* _Exercise goal_:
Could you reproduce the data below with every "double-chevron-up-icon" swapped for "arrow-up-icon", keeping everything else the same and leaving out the picture?

Layout coordinate data
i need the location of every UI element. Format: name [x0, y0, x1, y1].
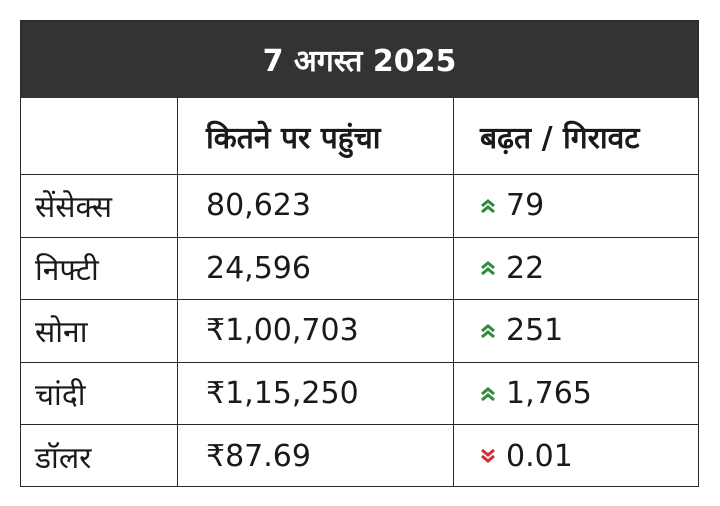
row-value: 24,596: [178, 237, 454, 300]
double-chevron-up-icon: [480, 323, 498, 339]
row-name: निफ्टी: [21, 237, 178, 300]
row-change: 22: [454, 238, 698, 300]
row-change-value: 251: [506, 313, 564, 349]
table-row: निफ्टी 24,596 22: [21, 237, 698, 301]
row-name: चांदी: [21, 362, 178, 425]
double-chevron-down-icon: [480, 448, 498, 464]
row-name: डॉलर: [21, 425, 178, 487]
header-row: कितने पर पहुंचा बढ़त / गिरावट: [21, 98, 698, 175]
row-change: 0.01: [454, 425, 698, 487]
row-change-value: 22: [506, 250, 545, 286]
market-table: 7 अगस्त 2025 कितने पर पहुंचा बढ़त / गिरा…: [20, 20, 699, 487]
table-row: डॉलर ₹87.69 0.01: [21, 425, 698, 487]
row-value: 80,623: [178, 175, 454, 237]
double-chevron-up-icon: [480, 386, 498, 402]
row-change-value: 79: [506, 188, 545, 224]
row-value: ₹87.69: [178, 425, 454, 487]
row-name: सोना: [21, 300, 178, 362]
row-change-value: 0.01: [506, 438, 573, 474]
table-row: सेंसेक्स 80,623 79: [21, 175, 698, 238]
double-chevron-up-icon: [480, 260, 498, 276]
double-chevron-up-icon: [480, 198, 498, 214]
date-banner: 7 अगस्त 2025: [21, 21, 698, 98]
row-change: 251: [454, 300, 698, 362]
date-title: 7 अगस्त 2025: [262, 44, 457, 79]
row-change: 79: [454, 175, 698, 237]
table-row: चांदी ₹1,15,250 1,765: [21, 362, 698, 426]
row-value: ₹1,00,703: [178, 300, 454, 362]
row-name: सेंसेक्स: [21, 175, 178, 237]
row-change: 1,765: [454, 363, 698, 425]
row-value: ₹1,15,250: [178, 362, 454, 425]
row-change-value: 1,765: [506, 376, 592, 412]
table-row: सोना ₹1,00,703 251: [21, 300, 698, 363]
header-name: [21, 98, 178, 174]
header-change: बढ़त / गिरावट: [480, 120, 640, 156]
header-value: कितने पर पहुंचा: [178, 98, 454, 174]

* _Response below_:
i need the location of every UI element. Format: name [x0, y0, x1, y1].
row-value: 24,596: [178, 237, 454, 300]
arrow-up-icon: [480, 323, 498, 339]
row-name: निफ्टी: [21, 237, 178, 300]
row-change: 22: [454, 238, 698, 300]
row-change-value: 251: [506, 313, 564, 349]
table-row: निफ्टी 24,596 22: [21, 237, 698, 301]
row-name: चांदी: [21, 362, 178, 425]
double-chevron-down-icon: [480, 448, 498, 464]
row-name: डॉलर: [21, 425, 178, 487]
header-row: कितने पर पहुंचा बढ़त / गिरावट: [21, 98, 698, 175]
row-change: 0.01: [454, 425, 698, 487]
row-change-value: 22: [506, 250, 545, 286]
market-table: 7 अगस्त 2025 कितने पर पहुंचा बढ़त / गिरा…: [20, 20, 699, 487]
table-row: डॉलर ₹87.69 0.01: [21, 425, 698, 487]
row-value: 80,623: [178, 175, 454, 237]
arrow-up-icon: [480, 386, 498, 402]
row-change-value: 79: [506, 188, 545, 224]
row-value: ₹87.69: [178, 425, 454, 487]
row-name: सोना: [21, 300, 178, 362]
row-change-value: 0.01: [506, 438, 573, 474]
table-row: सेंसेक्स 80,623 79: [21, 175, 698, 238]
arrow-up-icon: [480, 260, 498, 276]
arrow-up-icon: [480, 198, 498, 214]
date-banner: 7 अगस्त 2025: [21, 21, 698, 98]
row-change: 251: [454, 300, 698, 362]
date-title: 7 अगस्त 2025: [262, 44, 457, 79]
row-change: 79: [454, 175, 698, 237]
table-row: चांदी ₹1,15,250 1,765: [21, 362, 698, 426]
row-value: ₹1,00,703: [178, 300, 454, 362]
row-name: सेंसेक्स: [21, 175, 178, 237]
row-change: 1,765: [454, 363, 698, 425]
row-value: ₹1,15,250: [178, 362, 454, 425]
row-change-value: 1,765: [506, 376, 592, 412]
table-row: सोना ₹1,00,703 251: [21, 300, 698, 363]
header-name: [21, 98, 178, 174]
header-change: बढ़त / गिरावट: [480, 120, 640, 156]
header-value: कितने पर पहुंचा: [178, 98, 454, 174]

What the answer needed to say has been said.